— Begin Data —

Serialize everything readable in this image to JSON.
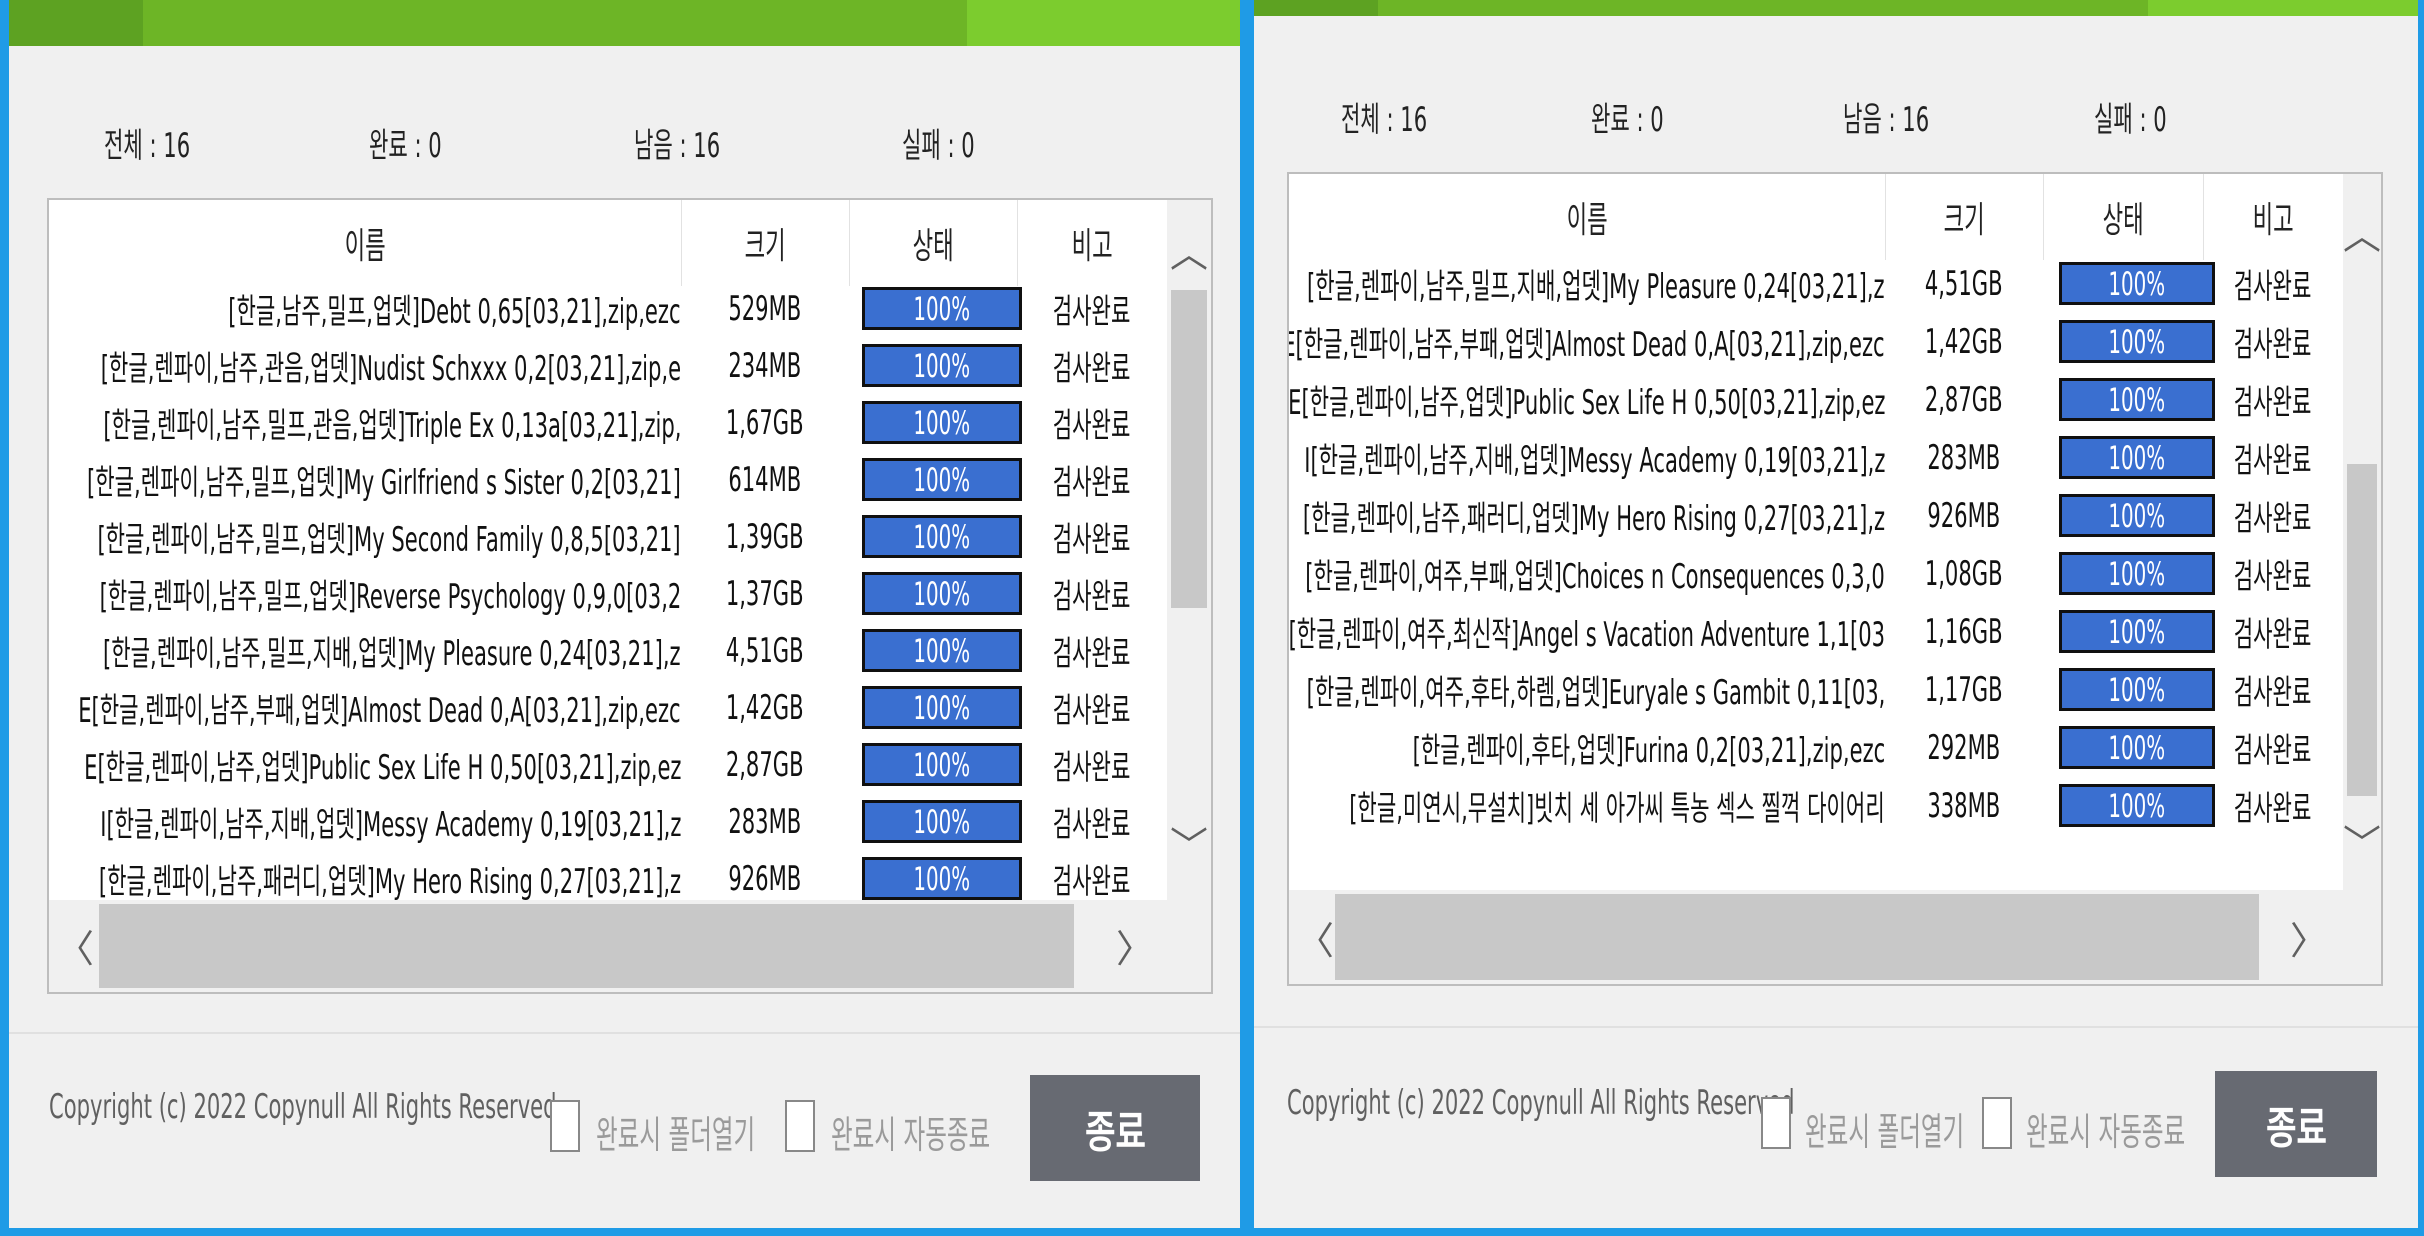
{
  "left": {
    "stats": {
      "total": "전체 : 16",
      "done": "완료 : 0",
      "remain": "남음 : 16",
      "fail": "실패 : 0"
    },
    "headers": {
      "name": "이름",
      "size": "크기",
      "status": "상태",
      "note": "비고"
    },
    "rows": [
      {
        "name": "[한글,남주,밀프,업뎃]Debt 0,65[03,21],zip,ezc",
        "size": "529MB",
        "status": "100%",
        "note": "검사완료"
      },
      {
        "name": "[한글,렌파이,남주,관음,업뎃]Nudist Schxxx 0,2[03,21],zip,e",
        "size": "234MB",
        "status": "100%",
        "note": "검사완료"
      },
      {
        "name": "[한글,렌파이,남주,밀프,관음,업뎃]Triple Ex 0,13a[03,21],zip,",
        "size": "1,67GB",
        "status": "100%",
        "note": "검사완료"
      },
      {
        "name": "[한글,렌파이,남주,밀프,업뎃]My Girlfriend s Sister 0,2[03,21]",
        "size": "614MB",
        "status": "100%",
        "note": "검사완료"
      },
      {
        "name": "[한글,렌파이,남주,밀프,업뎃]My Second Family 0,8,5[03,21]",
        "size": "1,39GB",
        "status": "100%",
        "note": "검사완료"
      },
      {
        "name": "[한글,렌파이,남주,밀프,업뎃]Reverse Psychology 0,9,0[03,2",
        "size": "1,37GB",
        "status": "100%",
        "note": "검사완료"
      },
      {
        "name": "[한글,렌파이,남주,밀프,지배,업뎃]My Pleasure 0,24[03,21],z",
        "size": "4,51GB",
        "status": "100%",
        "note": "검사완료"
      },
      {
        "name": "E[한글,렌파이,남주,부패,업뎃]Almost Dead 0,A[03,21],zip,ezc",
        "size": "1,42GB",
        "status": "100%",
        "note": "검사완료"
      },
      {
        "name": "E[한글,렌파이,남주,업뎃]Public Sex Life H 0,50[03,21],zip,ez",
        "size": "2,87GB",
        "status": "100%",
        "note": "검사완료"
      },
      {
        "name": "I[한글,렌파이,남주,지배,업뎃]Messy Academy 0,19[03,21],z",
        "size": "283MB",
        "status": "100%",
        "note": "검사완료"
      },
      {
        "name": "[한글,렌파이,남주,패러디,업뎃]My Hero Rising 0,27[03,21],z",
        "size": "926MB",
        "status": "100%",
        "note": "검사완료"
      }
    ],
    "copyright": "Copyright (c) 2022 Copynull All Rights Reserved",
    "open_folder_label": "완료시 폴더열기",
    "auto_close_label": "완료시 자동종료",
    "close_label": "종료"
  },
  "right": {
    "stats": {
      "total": "전체 : 16",
      "done": "완료 : 0",
      "remain": "남음 : 16",
      "fail": "실패 : 0"
    },
    "headers": {
      "name": "이름",
      "size": "크기",
      "status": "상태",
      "note": "비고"
    },
    "rows": [
      {
        "name": "[한글,렌파이,남주,밀프,지배,업뎃]My Pleasure 0,24[03,21],z",
        "size": "4,51GB",
        "status": "100%",
        "note": "검사완료"
      },
      {
        "name": "E[한글,렌파이,남주,부패,업뎃]Almost Dead 0,A[03,21],zip,ezc",
        "size": "1,42GB",
        "status": "100%",
        "note": "검사완료"
      },
      {
        "name": "E[한글,렌파이,남주,업뎃]Public Sex Life H 0,50[03,21],zip,ez",
        "size": "2,87GB",
        "status": "100%",
        "note": "검사완료"
      },
      {
        "name": "I[한글,렌파이,남주,지배,업뎃]Messy Academy 0,19[03,21],z",
        "size": "283MB",
        "status": "100%",
        "note": "검사완료"
      },
      {
        "name": "[한글,렌파이,남주,패러디,업뎃]My Hero Rising 0,27[03,21],z",
        "size": "926MB",
        "status": "100%",
        "note": "검사완료"
      },
      {
        "name": "[한글,렌파이,여주,부패,업뎃]Choices n Consequences 0,3,0",
        "size": "1,08GB",
        "status": "100%",
        "note": "검사완료"
      },
      {
        "name": "[한글,렌파이,여주,최신작]Angel s Vacation Adventure 1,1[03",
        "size": "1,16GB",
        "status": "100%",
        "note": "검사완료"
      },
      {
        "name": "[한글,렌파이,여주,후타,하렘,업뎃]Euryale s Gambit 0,11[03,",
        "size": "1,17GB",
        "status": "100%",
        "note": "검사완료"
      },
      {
        "name": "[한글,렌파이,후타,업뎃]Furina 0,2[03,21],zip,ezc",
        "size": "292MB",
        "status": "100%",
        "note": "검사완료"
      },
      {
        "name": "[한글,미연시,무설치]빗치 세 아가씨 특농 섹스 찔꺽 다이어리",
        "size": "338MB",
        "status": "100%",
        "note": "검사완료"
      }
    ],
    "copyright": "Copyright (c) 2022 Copynull All Rights Reserved",
    "open_folder_label": "완료시 폴더열기",
    "auto_close_label": "완료시 자동종료",
    "close_label": "종료"
  }
}
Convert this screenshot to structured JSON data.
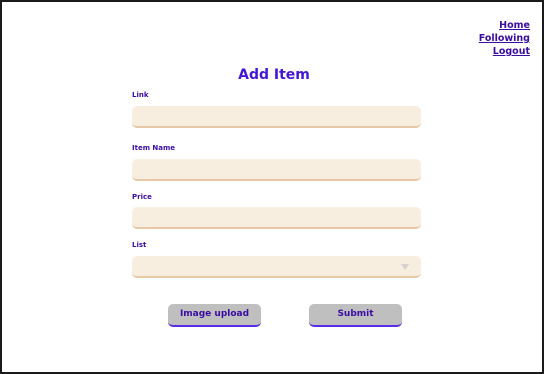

— End Data —

What to do.
Set down all the data again exactly as above, pictures excluded.

Solution to this task.
Serialize everything readable in this image to JSON.
{
  "left": {
    "stats": {
      "total": "전체 : 16",
      "done": "완료 : 0",
      "remain": "남음 : 16",
      "fail": "실패 : 0"
    },
    "headers": {
      "name": "이름",
      "size": "크기",
      "status": "상태",
      "note": "비고"
    },
    "rows": [
      {
        "name": "[한글,남주,밀프,업뎃]Debt 0,65[03,21],zip,ezc",
        "size": "529MB",
        "status": "100%",
        "note": "검사완료"
      },
      {
        "name": "[한글,렌파이,남주,관음,업뎃]Nudist Schxxx 0,2[03,21],zip,e",
        "size": "234MB",
        "status": "100%",
        "note": "검사완료"
      },
      {
        "name": "[한글,렌파이,남주,밀프,관음,업뎃]Triple Ex 0,13a[03,21],zip,",
        "size": "1,67GB",
        "status": "100%",
        "note": "검사완료"
      },
      {
        "name": "[한글,렌파이,남주,밀프,업뎃]My Girlfriend s Sister 0,2[03,21]",
        "size": "614MB",
        "status": "100%",
        "note": "검사완료"
      },
      {
        "name": "[한글,렌파이,남주,밀프,업뎃]My Second Family 0,8,5[03,21]",
        "size": "1,39GB",
        "status": "100%",
        "note": "검사완료"
      },
      {
        "name": "[한글,렌파이,남주,밀프,업뎃]Reverse Psychology 0,9,0[03,2",
        "size": "1,37GB",
        "status": "100%",
        "note": "검사완료"
      },
      {
        "name": "[한글,렌파이,남주,밀프,지배,업뎃]My Pleasure 0,24[03,21],z",
        "size": "4,51GB",
        "status": "100%",
        "note": "검사완료"
      },
      {
        "name": "E[한글,렌파이,남주,부패,업뎃]Almost Dead 0,A[03,21],zip,ezc",
        "size": "1,42GB",
        "status": "100%",
        "note": "검사완료"
      },
      {
        "name": "E[한글,렌파이,남주,업뎃]Public Sex Life H 0,50[03,21],zip,ez",
        "size": "2,87GB",
        "status": "100%",
        "note": "검사완료"
      },
      {
        "name": "I[한글,렌파이,남주,지배,업뎃]Messy Academy 0,19[03,21],z",
        "size": "283MB",
        "status": "100%",
        "note": "검사완료"
      },
      {
        "name": "[한글,렌파이,남주,패러디,업뎃]My Hero Rising 0,27[03,21],z",
        "size": "926MB",
        "status": "100%",
        "note": "검사완료"
      }
    ],
    "copyright": "Copyright (c) 2022 Copynull All Rights Reserved",
    "open_folder_label": "완료시 폴더열기",
    "auto_close_label": "완료시 자동종료",
    "close_label": "종료"
  },
  "right": {
    "stats": {
      "total": "전체 : 16",
      "done": "완료 : 0",
      "remain": "남음 : 16",
      "fail": "실패 : 0"
    },
    "headers": {
      "name": "이름",
      "size": "크기",
      "status": "상태",
      "note": "비고"
    },
    "rows": [
      {
        "name": "[한글,렌파이,남주,밀프,지배,업뎃]My Pleasure 0,24[03,21],z",
        "size": "4,51GB",
        "status": "100%",
        "note": "검사완료"
      },
      {
        "name": "E[한글,렌파이,남주,부패,업뎃]Almost Dead 0,A[03,21],zip,ezc",
        "size": "1,42GB",
        "status": "100%",
        "note": "검사완료"
      },
      {
        "name": "E[한글,렌파이,남주,업뎃]Public Sex Life H 0,50[03,21],zip,ez",
        "size": "2,87GB",
        "status": "100%",
        "note": "검사완료"
      },
      {
        "name": "I[한글,렌파이,남주,지배,업뎃]Messy Academy 0,19[03,21],z",
        "size": "283MB",
        "status": "100%",
        "note": "검사완료"
      },
      {
        "name": "[한글,렌파이,남주,패러디,업뎃]My Hero Rising 0,27[03,21],z",
        "size": "926MB",
        "status": "100%",
        "note": "검사완료"
      },
      {
        "name": "[한글,렌파이,여주,부패,업뎃]Choices n Consequences 0,3,0",
        "size": "1,08GB",
        "status": "100%",
        "note": "검사완료"
      },
      {
        "name": "[한글,렌파이,여주,최신작]Angel s Vacation Adventure 1,1[03",
        "size": "1,16GB",
        "status": "100%",
        "note": "검사완료"
      },
      {
        "name": "[한글,렌파이,여주,후타,하렘,업뎃]Euryale s Gambit 0,11[03,",
        "size": "1,17GB",
        "status": "100%",
        "note": "검사완료"
      },
      {
        "name": "[한글,렌파이,후타,업뎃]Furina 0,2[03,21],zip,ezc",
        "size": "292MB",
        "status": "100%",
        "note": "검사완료"
      },
      {
        "name": "[한글,미연시,무설치]빗치 세 아가씨 특농 섹스 찔꺽 다이어리",
        "size": "338MB",
        "status": "100%",
        "note": "검사완료"
      }
    ],
    "copyright": "Copyright (c) 2022 Copynull All Rights Reserved",
    "open_folder_label": "완료시 폴더열기",
    "auto_close_label": "완료시 자동종료",
    "close_label": "종료"
  }
}
Convert this screenshot to structured JSON data.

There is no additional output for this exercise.